Some records
▬▬▬

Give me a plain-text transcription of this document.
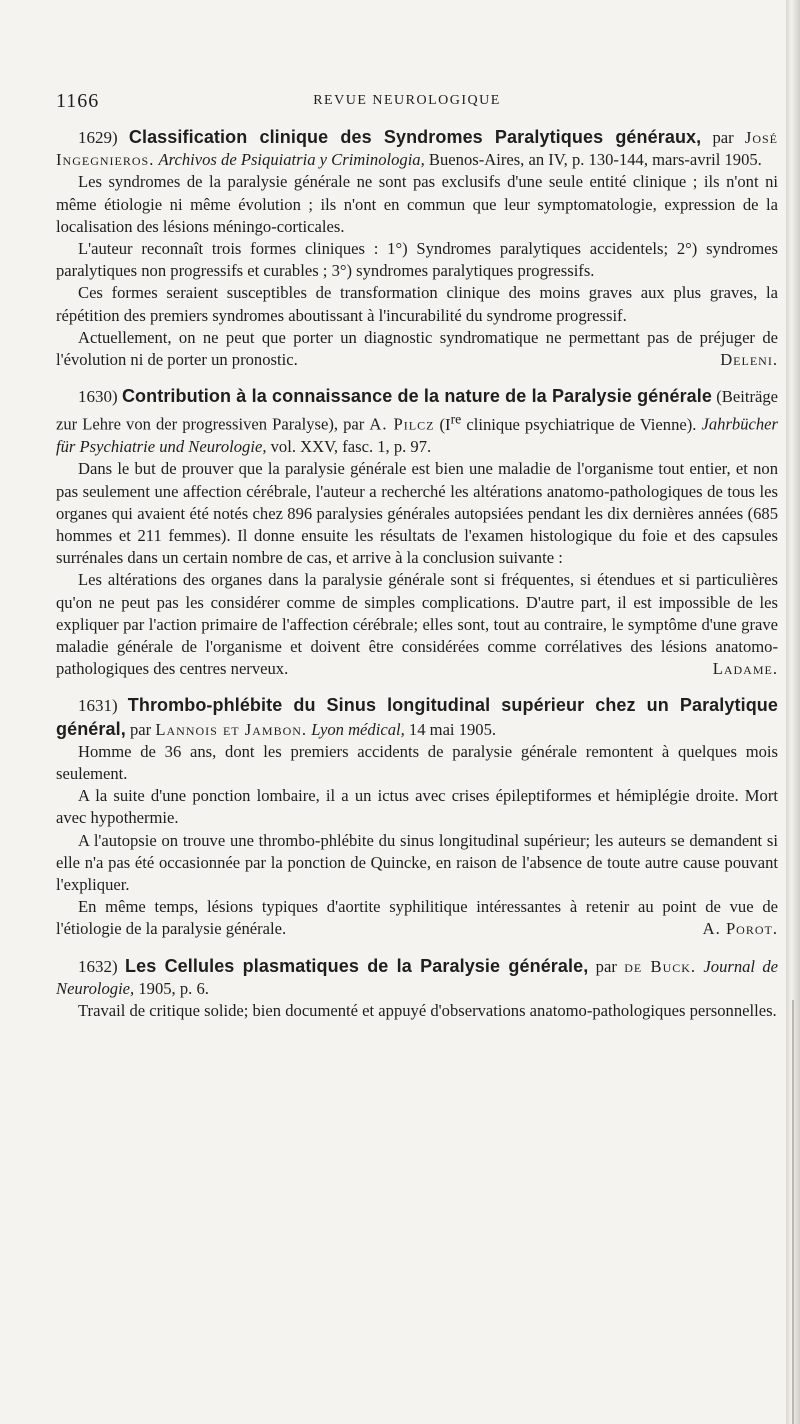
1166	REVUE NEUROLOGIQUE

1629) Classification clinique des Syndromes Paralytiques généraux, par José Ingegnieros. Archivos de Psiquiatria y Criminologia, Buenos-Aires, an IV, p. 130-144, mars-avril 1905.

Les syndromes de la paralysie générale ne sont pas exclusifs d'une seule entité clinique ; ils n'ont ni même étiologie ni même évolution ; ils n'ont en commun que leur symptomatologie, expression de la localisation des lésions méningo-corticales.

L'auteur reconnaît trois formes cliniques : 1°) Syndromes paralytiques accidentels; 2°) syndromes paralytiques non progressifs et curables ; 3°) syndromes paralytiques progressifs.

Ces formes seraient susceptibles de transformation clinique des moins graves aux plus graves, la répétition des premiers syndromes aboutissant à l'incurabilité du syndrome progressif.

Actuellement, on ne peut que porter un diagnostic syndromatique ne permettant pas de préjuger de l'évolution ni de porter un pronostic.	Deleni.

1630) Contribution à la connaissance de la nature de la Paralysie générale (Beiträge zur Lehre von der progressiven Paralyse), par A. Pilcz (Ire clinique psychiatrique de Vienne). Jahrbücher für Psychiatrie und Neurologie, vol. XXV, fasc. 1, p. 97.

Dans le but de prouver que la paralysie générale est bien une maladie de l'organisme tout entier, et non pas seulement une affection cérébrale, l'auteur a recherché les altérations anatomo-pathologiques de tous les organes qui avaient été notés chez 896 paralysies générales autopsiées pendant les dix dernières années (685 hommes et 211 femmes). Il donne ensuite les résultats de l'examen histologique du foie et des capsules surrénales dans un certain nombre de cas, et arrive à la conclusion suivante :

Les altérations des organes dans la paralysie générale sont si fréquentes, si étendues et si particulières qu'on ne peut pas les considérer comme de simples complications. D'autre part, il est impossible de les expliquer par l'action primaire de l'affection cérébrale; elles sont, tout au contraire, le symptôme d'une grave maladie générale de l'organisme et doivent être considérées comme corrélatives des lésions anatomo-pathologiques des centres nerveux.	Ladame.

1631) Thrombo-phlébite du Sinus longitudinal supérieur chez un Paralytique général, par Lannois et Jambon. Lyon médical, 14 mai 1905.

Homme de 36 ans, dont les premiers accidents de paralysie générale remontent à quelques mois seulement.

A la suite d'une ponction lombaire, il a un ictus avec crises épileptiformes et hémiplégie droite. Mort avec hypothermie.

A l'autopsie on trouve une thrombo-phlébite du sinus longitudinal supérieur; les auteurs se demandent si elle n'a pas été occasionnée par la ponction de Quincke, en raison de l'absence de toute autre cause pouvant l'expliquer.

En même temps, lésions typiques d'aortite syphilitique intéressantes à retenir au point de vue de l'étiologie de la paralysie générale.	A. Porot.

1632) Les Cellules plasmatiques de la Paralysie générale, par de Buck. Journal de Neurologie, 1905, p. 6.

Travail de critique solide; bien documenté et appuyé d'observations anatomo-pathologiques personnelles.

▬▬▬

What you need to do: Identify every line holding the word "premiers" and copy it out.

Output for this exercise:
Ces formes seraient susceptibles de transformation clinique des moins graves aux plus graves, la répétition des premiers syndromes aboutissant à l'incurabilité du syndrome progressif.
Homme de 36 ans, dont les premiers accidents de paralysie générale remontent à quelques mois seulement.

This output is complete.